Short exercise: Set down the full listing exactly, character for character.

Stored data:
________

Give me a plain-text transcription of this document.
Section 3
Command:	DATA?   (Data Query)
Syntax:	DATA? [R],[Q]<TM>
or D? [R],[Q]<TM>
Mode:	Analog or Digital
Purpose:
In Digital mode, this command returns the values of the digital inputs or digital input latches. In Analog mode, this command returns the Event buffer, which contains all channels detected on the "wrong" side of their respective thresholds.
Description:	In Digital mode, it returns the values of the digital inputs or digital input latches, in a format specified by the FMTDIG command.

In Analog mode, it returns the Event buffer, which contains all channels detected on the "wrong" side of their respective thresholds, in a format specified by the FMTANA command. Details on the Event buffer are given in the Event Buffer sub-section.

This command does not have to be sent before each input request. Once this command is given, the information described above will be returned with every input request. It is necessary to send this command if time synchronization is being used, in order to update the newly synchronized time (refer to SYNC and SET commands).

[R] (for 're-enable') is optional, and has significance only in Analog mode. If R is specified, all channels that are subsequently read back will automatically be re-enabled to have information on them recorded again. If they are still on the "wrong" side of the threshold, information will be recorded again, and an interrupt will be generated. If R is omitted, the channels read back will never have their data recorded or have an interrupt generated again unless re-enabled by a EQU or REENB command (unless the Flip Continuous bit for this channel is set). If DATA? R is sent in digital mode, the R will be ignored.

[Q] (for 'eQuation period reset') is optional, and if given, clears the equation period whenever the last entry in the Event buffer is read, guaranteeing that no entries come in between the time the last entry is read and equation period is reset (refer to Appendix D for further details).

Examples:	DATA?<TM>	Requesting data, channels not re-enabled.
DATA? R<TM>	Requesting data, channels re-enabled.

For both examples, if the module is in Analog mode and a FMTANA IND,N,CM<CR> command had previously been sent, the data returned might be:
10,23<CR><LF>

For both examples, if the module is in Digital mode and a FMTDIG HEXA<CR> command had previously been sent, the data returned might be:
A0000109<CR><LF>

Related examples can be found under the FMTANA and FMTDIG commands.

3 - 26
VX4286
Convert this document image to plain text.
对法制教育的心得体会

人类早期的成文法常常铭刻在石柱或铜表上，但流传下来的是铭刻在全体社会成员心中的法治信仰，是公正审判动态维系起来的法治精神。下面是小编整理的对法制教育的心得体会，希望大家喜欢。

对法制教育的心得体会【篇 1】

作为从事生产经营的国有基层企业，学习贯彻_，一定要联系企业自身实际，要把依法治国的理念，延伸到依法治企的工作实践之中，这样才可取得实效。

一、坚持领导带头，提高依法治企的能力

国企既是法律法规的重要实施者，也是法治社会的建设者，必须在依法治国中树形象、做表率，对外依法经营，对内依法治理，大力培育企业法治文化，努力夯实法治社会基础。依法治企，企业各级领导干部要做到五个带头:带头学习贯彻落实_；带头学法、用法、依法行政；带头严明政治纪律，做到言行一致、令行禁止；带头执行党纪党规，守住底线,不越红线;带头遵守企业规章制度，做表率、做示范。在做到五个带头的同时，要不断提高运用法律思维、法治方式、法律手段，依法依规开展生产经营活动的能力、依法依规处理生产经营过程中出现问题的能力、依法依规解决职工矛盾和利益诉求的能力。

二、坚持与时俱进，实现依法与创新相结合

________

Worked answer:
Give me a plain-text transcription of this document.
Section 3
Command:	DATA?   (Data Query)
Syntax:	DATA? [R],[Q]<TM>
or D? [R],[Q]<TM>
Mode:	Analog or Digital
Purpose:
In Digital mode, this command returns the values of the digital inputs or digital input latches. In Analog mode, this command returns the Event buffer, which contains all channels detected on the "wrong" side of their respective thresholds.
Description:	In Digital mode, it returns the values of the digital inputs or digital input latches, in a format specified by the FMTDIG command.

In Analog mode, it returns the Event buffer, which contains all channels detected on the "wrong" side of their respective thresholds, in a format specified by the FMTANA command. Details on the Event buffer are given in the Event Buffer sub-section.

This command does not have to be sent before each input request. Once this command is given, the information described above will be returned with every input request. It is necessary to send this command if time synchronization is being used, in order to update the newly synchronized time (refer to SYNC and SET commands).

[R] (for 're-enable') is optional, and has significance only in Analog mode. If R is specified, all channels that are subsequently read back will automatically be re-enabled to have information on them recorded again. If they are still on the "wrong" side of the threshold, information will be recorded again, and an interrupt will be generated. If R is omitted, the channels read back will never have their data recorded or have an interrupt generated again unless re-enabled by a EQU or REENB command (unless the Flip Continuous bit for this channel is set). If DATA? R is sent in digital mode, the R will be ignored.

[Q] (for 'eQuation period reset') is optional, and if given, clears the equation period whenever the last entry in the Event buffer is read, guaranteeing that no entries come in between the time the last entry is read and equation period is reset (refer to Appendix D for further details).

Examples:	DATA?<TM>	Requesting data, channels not re-enabled.
DATA? R<TM>	Requesting data, channels re-enabled.

For both examples, if the module is in Analog mode and a FMTANA IND,N,CM<CR> command had previously been sent, the data returned might be:
10,23<CR><LF>

For both examples, if the module is in Digital mode and a FMTDIG HEXA<CR> command had previously been sent, the data returned might be:
A0000109<CR><LF>

Related examples can be found under the FMTANA and FMTDIG commands.

3 - 26
VX4286
Convert this document image to plain text.
对法制教育的心得体会

人类早期的成文法常常铭刻在石柱或铜表上，但流传下来的是铭刻在全体社会成员心中的法治信仰，是公正审判动态维系起来的法治精神。下面是小编整理的对法制教育的心得体会，希望大家喜欢。

对法制教育的心得体会【篇 1】

作为从事生产经营的国有基层企业，学习贯彻_，一定要联系企业自身实际，要把依法治国的理念，延伸到依法治企的工作实践之中，这样才可取得实效。

一、坚持领导带头，提高依法治企的能力

国企既是法律法规的重要实施者，也是法治社会的建设者，必须在依法治国中树形象、做表率，对外依法经营，对内依法治理，大力培育企业法治文化，努力夯实法治社会基础。依法治企，企业各级领导干部要做到五个带头:带头学习贯彻落实_；带头学法、用法、依法行政；带头严明政治纪律，做到言行一致、令行禁止；带头执行党纪党规，守住底线,不越红线;带头遵守企业规章制度，做表率、做示范。在做到五个带头的同时，要不断提高运用法律思维、法治方式、法律手段，依法依规开展生产经营活动的能力、依法依规处理生产经营过程中出现问题的能力、依法依规解决职工矛盾和利益诉求的能力。

二、坚持与时俱进，实现依法与创新相结合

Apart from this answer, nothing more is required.